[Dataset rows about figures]
******
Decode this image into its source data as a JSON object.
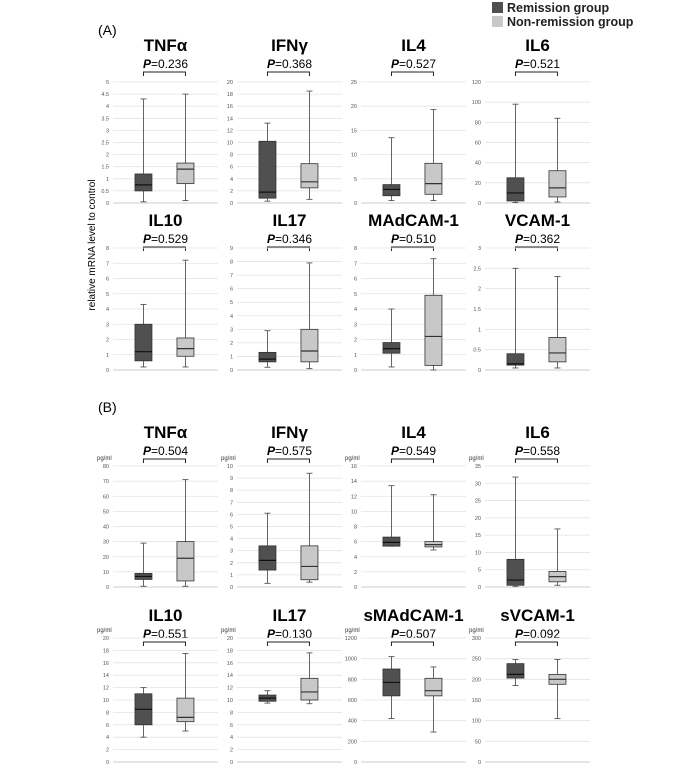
{
  "legend": {
    "remission_label": "Remission group",
    "nonremission_label": "Non-remission group",
    "remission_color": "#505050",
    "nonremission_color": "#c8c8c8"
  },
  "y_axis_label": "relative mRNA level to control",
  "sections": [
    {
      "label": "(A)",
      "unit_label": "",
      "panels": [
        {
          "title": "TNFα",
          "p_prefix": "P",
          "p_text": "=0.236",
          "ymax": 5,
          "step": 0.5,
          "boxes": [
            {
              "min": 0.05,
              "q1": 0.5,
              "median": 0.75,
              "q3": 1.2,
              "max": 4.3
            },
            {
              "min": 0.1,
              "q1": 0.8,
              "median": 1.4,
              "q3": 1.65,
              "max": 4.5
            }
          ]
        },
        {
          "title": "IFNγ",
          "p_prefix": "P",
          "p_text": "=0.368",
          "ymax": 20,
          "step": 2,
          "boxes": [
            {
              "min": 0.3,
              "q1": 0.8,
              "median": 1.8,
              "q3": 10.2,
              "max": 13.2
            },
            {
              "min": 0.6,
              "q1": 2.5,
              "median": 3.5,
              "q3": 6.5,
              "max": 18.5
            }
          ]
        },
        {
          "title": "IL4",
          "p_prefix": "P",
          "p_text": "=0.527",
          "ymax": 25,
          "step": 5,
          "boxes": [
            {
              "min": 0.5,
              "q1": 1.5,
              "median": 2.8,
              "q3": 3.8,
              "max": 13.5
            },
            {
              "min": 0.5,
              "q1": 1.8,
              "median": 4.0,
              "q3": 8.2,
              "max": 19.3
            }
          ]
        },
        {
          "title": "IL6",
          "p_prefix": "P",
          "p_text": "=0.521",
          "ymax": 120,
          "step": 20,
          "boxes": [
            {
              "min": 0.5,
              "q1": 2,
              "median": 10,
              "q3": 25,
              "max": 98
            },
            {
              "min": 1,
              "q1": 6,
              "median": 15,
              "q3": 32,
              "max": 84
            }
          ]
        },
        {
          "title": "IL10",
          "p_prefix": "P",
          "p_text": "=0.529",
          "ymax": 8,
          "step": 1,
          "boxes": [
            {
              "min": 0.2,
              "q1": 0.6,
              "median": 1.2,
              "q3": 3.0,
              "max": 4.3
            },
            {
              "min": 0.2,
              "q1": 0.9,
              "median": 1.4,
              "q3": 2.1,
              "max": 7.2
            }
          ]
        },
        {
          "title": "IL17",
          "p_prefix": "P",
          "p_text": "=0.346",
          "ymax": 9,
          "step": 1,
          "boxes": [
            {
              "min": 0.2,
              "q1": 0.6,
              "median": 0.8,
              "q3": 1.3,
              "max": 2.9
            },
            {
              "min": 0.1,
              "q1": 0.6,
              "median": 1.4,
              "q3": 3.0,
              "max": 7.9
            }
          ]
        },
        {
          "title": "MAdCAM-1",
          "p_prefix": "P",
          "p_text": "=0.510",
          "ymax": 8,
          "step": 1,
          "boxes": [
            {
              "min": 0.2,
              "q1": 1.1,
              "median": 1.4,
              "q3": 1.8,
              "max": 4.0
            },
            {
              "min": 0.0,
              "q1": 0.3,
              "median": 2.2,
              "q3": 4.9,
              "max": 7.3
            }
          ]
        },
        {
          "title": "VCAM-1",
          "p_prefix": "P",
          "p_text": "=0.362",
          "ymax": 3,
          "step": 0.5,
          "boxes": [
            {
              "min": 0.05,
              "q1": 0.12,
              "median": 0.15,
              "q3": 0.4,
              "max": 2.5
            },
            {
              "min": 0.05,
              "q1": 0.2,
              "median": 0.42,
              "q3": 0.8,
              "max": 2.3
            }
          ]
        }
      ]
    },
    {
      "label": "(B)",
      "unit_label": "pg/ml",
      "panels": [
        {
          "title": "TNFα",
          "p_prefix": "P",
          "p_text": "=0.504",
          "ymax": 80,
          "step": 10,
          "boxes": [
            {
              "min": 0.5,
              "q1": 5,
              "median": 7,
              "q3": 9,
              "max": 29
            },
            {
              "min": 0.5,
              "q1": 4,
              "median": 19,
              "q3": 30,
              "max": 71
            }
          ]
        },
        {
          "title": "IFNγ",
          "p_prefix": "P",
          "p_text": "=0.575",
          "ymax": 10,
          "step": 1,
          "boxes": [
            {
              "min": 0.3,
              "q1": 1.4,
              "median": 2.2,
              "q3": 3.4,
              "max": 6.1
            },
            {
              "min": 0.4,
              "q1": 0.6,
              "median": 1.7,
              "q3": 3.4,
              "max": 9.4
            }
          ]
        },
        {
          "title": "IL4",
          "p_prefix": "P",
          "p_text": "=0.549",
          "ymax": 16,
          "step": 2,
          "boxes": [
            {
              "min": 5.4,
              "q1": 5.4,
              "median": 5.9,
              "q3": 6.6,
              "max": 13.4
            },
            {
              "min": 4.9,
              "q1": 5.3,
              "median": 5.6,
              "q3": 6.0,
              "max": 12.2
            }
          ]
        },
        {
          "title": "IL6",
          "p_prefix": "P",
          "p_text": "=0.558",
          "ymax": 35,
          "step": 5,
          "boxes": [
            {
              "min": 0.2,
              "q1": 0.5,
              "median": 2.0,
              "q3": 8.0,
              "max": 31.8
            },
            {
              "min": 0.5,
              "q1": 1.5,
              "median": 3.0,
              "q3": 4.5,
              "max": 16.8
            }
          ]
        },
        {
          "title": "IL10",
          "p_prefix": "P",
          "p_text": "=0.551",
          "ymax": 20,
          "step": 2,
          "boxes": [
            {
              "min": 4.0,
              "q1": 6.0,
              "median": 8.5,
              "q3": 11.0,
              "max": 12.0
            },
            {
              "min": 5.0,
              "q1": 6.5,
              "median": 7.2,
              "q3": 10.3,
              "max": 17.5
            }
          ]
        },
        {
          "title": "IL17",
          "p_prefix": "P",
          "p_text": "=0.130",
          "ymax": 20,
          "step": 2,
          "boxes": [
            {
              "min": 9.5,
              "q1": 9.8,
              "median": 10.3,
              "q3": 10.8,
              "max": 11.5
            },
            {
              "min": 9.4,
              "q1": 10.0,
              "median": 11.3,
              "q3": 13.5,
              "max": 17.6
            }
          ]
        },
        {
          "title": "sMAdCAM-1",
          "p_prefix": "P",
          "p_text": "=0.507",
          "ymax": 1200,
          "step": 200,
          "boxes": [
            {
              "min": 420,
              "q1": 640,
              "median": 770,
              "q3": 900,
              "max": 1020
            },
            {
              "min": 290,
              "q1": 640,
              "median": 690,
              "q3": 810,
              "max": 920
            }
          ]
        },
        {
          "title": "sVCAM-1",
          "p_prefix": "P",
          "p_text": "=0.092",
          "ymax": 300,
          "step": 50,
          "boxes": [
            {
              "min": 185,
              "q1": 203,
              "median": 212,
              "q3": 238,
              "max": 248
            },
            {
              "min": 105,
              "q1": 188,
              "median": 200,
              "q3": 212,
              "max": 248
            }
          ]
        }
      ]
    }
  ],
  "chart_data": [
    {
      "type": "box",
      "section": "(A)",
      "title": "TNFα",
      "ylabel": "relative mRNA level to control",
      "ylim": [
        0,
        5
      ],
      "series": [
        {
          "name": "Remission group",
          "min": 0.05,
          "q1": 0.5,
          "median": 0.75,
          "q3": 1.2,
          "max": 4.3
        },
        {
          "name": "Non-remission group",
          "min": 0.1,
          "q1": 0.8,
          "median": 1.4,
          "q3": 1.65,
          "max": 4.5
        }
      ],
      "p_value": "0.236"
    },
    {
      "type": "box",
      "section": "(A)",
      "title": "IFNγ",
      "ylim": [
        0,
        20
      ],
      "series": [
        {
          "name": "Remission group",
          "min": 0.3,
          "q1": 0.8,
          "median": 1.8,
          "q3": 10.2,
          "max": 13.2
        },
        {
          "name": "Non-remission group",
          "min": 0.6,
          "q1": 2.5,
          "median": 3.5,
          "q3": 6.5,
          "max": 18.5
        }
      ],
      "p_value": "0.368"
    },
    {
      "type": "box",
      "section": "(A)",
      "title": "IL4",
      "ylim": [
        0,
        25
      ],
      "series": [
        {
          "name": "Remission group",
          "min": 0.5,
          "q1": 1.5,
          "median": 2.8,
          "q3": 3.8,
          "max": 13.5
        },
        {
          "name": "Non-remission group",
          "min": 0.5,
          "q1": 1.8,
          "median": 4.0,
          "q3": 8.2,
          "max": 19.3
        }
      ],
      "p_value": "0.527"
    },
    {
      "type": "box",
      "section": "(A)",
      "title": "IL6",
      "ylim": [
        0,
        120
      ],
      "series": [
        {
          "name": "Remission group",
          "min": 0.5,
          "q1": 2,
          "median": 10,
          "q3": 25,
          "max": 98
        },
        {
          "name": "Non-remission group",
          "min": 1,
          "q1": 6,
          "median": 15,
          "q3": 32,
          "max": 84
        }
      ],
      "p_value": "0.521"
    },
    {
      "type": "box",
      "section": "(A)",
      "title": "IL10",
      "ylim": [
        0,
        8
      ],
      "series": [
        {
          "name": "Remission group",
          "min": 0.2,
          "q1": 0.6,
          "median": 1.2,
          "q3": 3.0,
          "max": 4.3
        },
        {
          "name": "Non-remission group",
          "min": 0.2,
          "q1": 0.9,
          "median": 1.4,
          "q3": 2.1,
          "max": 7.2
        }
      ],
      "p_value": "0.529"
    },
    {
      "type": "box",
      "section": "(A)",
      "title": "IL17",
      "ylim": [
        0,
        9
      ],
      "series": [
        {
          "name": "Remission group",
          "min": 0.2,
          "q1": 0.6,
          "median": 0.8,
          "q3": 1.3,
          "max": 2.9
        },
        {
          "name": "Non-remission group",
          "min": 0.1,
          "q1": 0.6,
          "median": 1.4,
          "q3": 3.0,
          "max": 7.9
        }
      ],
      "p_value": "0.346"
    },
    {
      "type": "box",
      "section": "(A)",
      "title": "MAdCAM-1",
      "ylim": [
        0,
        8
      ],
      "series": [
        {
          "name": "Remission group",
          "min": 0.2,
          "q1": 1.1,
          "median": 1.4,
          "q3": 1.8,
          "max": 4.0
        },
        {
          "name": "Non-remission group",
          "min": 0.0,
          "q1": 0.3,
          "median": 2.2,
          "q3": 4.9,
          "max": 7.3
        }
      ],
      "p_value": "0.510"
    },
    {
      "type": "box",
      "section": "(A)",
      "title": "VCAM-1",
      "ylim": [
        0,
        3
      ],
      "series": [
        {
          "name": "Remission group",
          "min": 0.05,
          "q1": 0.12,
          "median": 0.15,
          "q3": 0.4,
          "max": 2.5
        },
        {
          "name": "Non-remission group",
          "min": 0.05,
          "q1": 0.2,
          "median": 0.42,
          "q3": 0.8,
          "max": 2.3
        }
      ],
      "p_value": "0.362"
    },
    {
      "type": "box",
      "section": "(B)",
      "title": "TNFα",
      "ylabel": "pg/ml",
      "ylim": [
        0,
        80
      ],
      "series": [
        {
          "name": "Remission group",
          "min": 0.5,
          "q1": 5,
          "median": 7,
          "q3": 9,
          "max": 29
        },
        {
          "name": "Non-remission group",
          "min": 0.5,
          "q1": 4,
          "median": 19,
          "q3": 30,
          "max": 71
        }
      ],
      "p_value": "0.504"
    },
    {
      "type": "box",
      "section": "(B)",
      "title": "IFNγ",
      "ylabel": "pg/ml",
      "ylim": [
        0,
        10
      ],
      "series": [
        {
          "name": "Remission group",
          "min": 0.3,
          "q1": 1.4,
          "median": 2.2,
          "q3": 3.4,
          "max": 6.1
        },
        {
          "name": "Non-remission group",
          "min": 0.4,
          "q1": 0.6,
          "median": 1.7,
          "q3": 3.4,
          "max": 9.4
        }
      ],
      "p_value": "0.575"
    },
    {
      "type": "box",
      "section": "(B)",
      "title": "IL4",
      "ylabel": "pg/ml",
      "ylim": [
        0,
        16
      ],
      "series": [
        {
          "name": "Remission group",
          "min": 5.4,
          "q1": 5.4,
          "median": 5.9,
          "q3": 6.6,
          "max": 13.4
        },
        {
          "name": "Non-remission group",
          "min": 4.9,
          "q1": 5.3,
          "median": 5.6,
          "q3": 6.0,
          "max": 12.2
        }
      ],
      "p_value": "0.549"
    },
    {
      "type": "box",
      "section": "(B)",
      "title": "IL6",
      "ylabel": "pg/ml",
      "ylim": [
        0,
        35
      ],
      "series": [
        {
          "name": "Remission group",
          "min": 0.2,
          "q1": 0.5,
          "median": 2.0,
          "q3": 8.0,
          "max": 31.8
        },
        {
          "name": "Non-remission group",
          "min": 0.5,
          "q1": 1.5,
          "median": 3.0,
          "q3": 4.5,
          "max": 16.8
        }
      ],
      "p_value": "0.558"
    },
    {
      "type": "box",
      "section": "(B)",
      "title": "IL10",
      "ylabel": "pg/ml",
      "ylim": [
        0,
        20
      ],
      "series": [
        {
          "name": "Remission group",
          "min": 4.0,
          "q1": 6.0,
          "median": 8.5,
          "q3": 11.0,
          "max": 12.0
        },
        {
          "name": "Non-remission group",
          "min": 5.0,
          "q1": 6.5,
          "median": 7.2,
          "q3": 10.3,
          "max": 17.5
        }
      ],
      "p_value": "0.551"
    },
    {
      "type": "box",
      "section": "(B)",
      "title": "IL17",
      "ylabel": "pg/ml",
      "ylim": [
        0,
        20
      ],
      "series": [
        {
          "name": "Remission group",
          "min": 9.5,
          "q1": 9.8,
          "median": 10.3,
          "q3": 10.8,
          "max": 11.5
        },
        {
          "name": "Non-remission group",
          "min": 9.4,
          "q1": 10.0,
          "median": 11.3,
          "q3": 13.5,
          "max": 17.6
        }
      ],
      "p_value": "0.130"
    },
    {
      "type": "box",
      "section": "(B)",
      "title": "sMAdCAM-1",
      "ylabel": "pg/ml",
      "ylim": [
        0,
        1200
      ],
      "series": [
        {
          "name": "Remission group",
          "min": 420,
          "q1": 640,
          "median": 770,
          "q3": 900,
          "max": 1020
        },
        {
          "name": "Non-remission group",
          "min": 290,
          "q1": 640,
          "median": 690,
          "q3": 810,
          "max": 920
        }
      ],
      "p_value": "0.507"
    },
    {
      "type": "box",
      "section": "(B)",
      "title": "sVCAM-1",
      "ylabel": "pg/ml",
      "ylim": [
        0,
        300
      ],
      "series": [
        {
          "name": "Remission group",
          "min": 185,
          "q1": 203,
          "median": 212,
          "q3": 238,
          "max": 248
        },
        {
          "name": "Non-remission group",
          "min": 105,
          "q1": 188,
          "median": 200,
          "q3": 212,
          "max": 248
        }
      ],
      "p_value": "0.092"
    }
  ]
}
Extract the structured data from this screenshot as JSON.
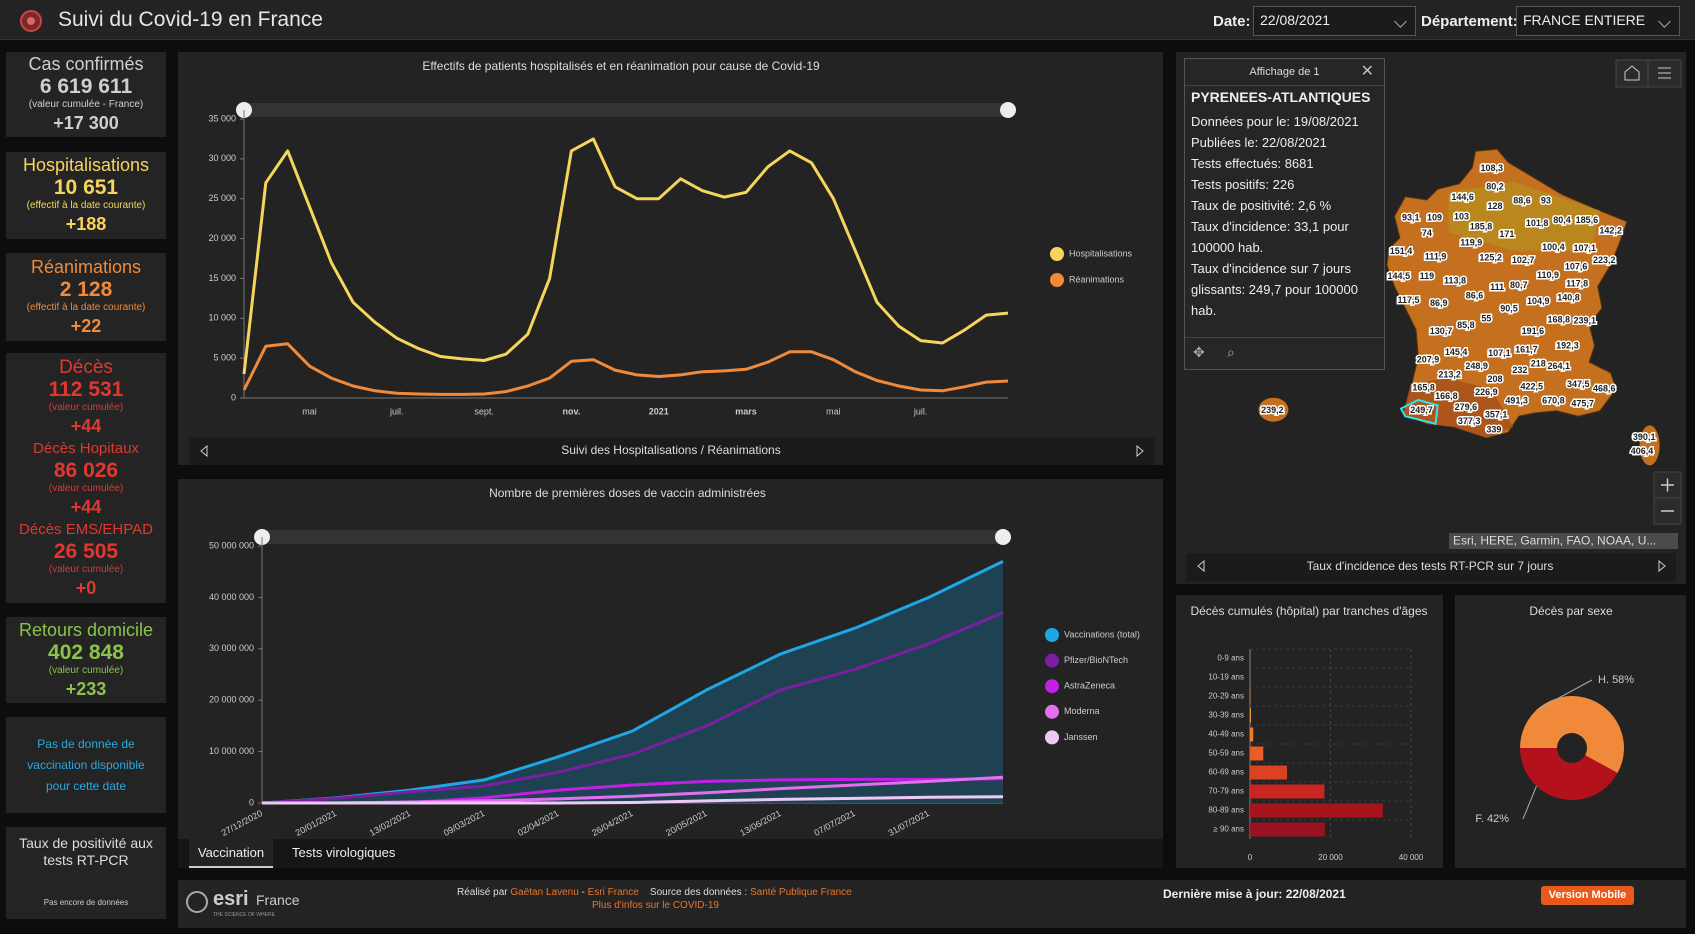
******
◆ **Your goal**
From the records, copy out each line that includes the string "control".

◆ **Output**
  "y_axis_label": "relative mRNA level to control",
      "ylabel": "relative mRNA level to control",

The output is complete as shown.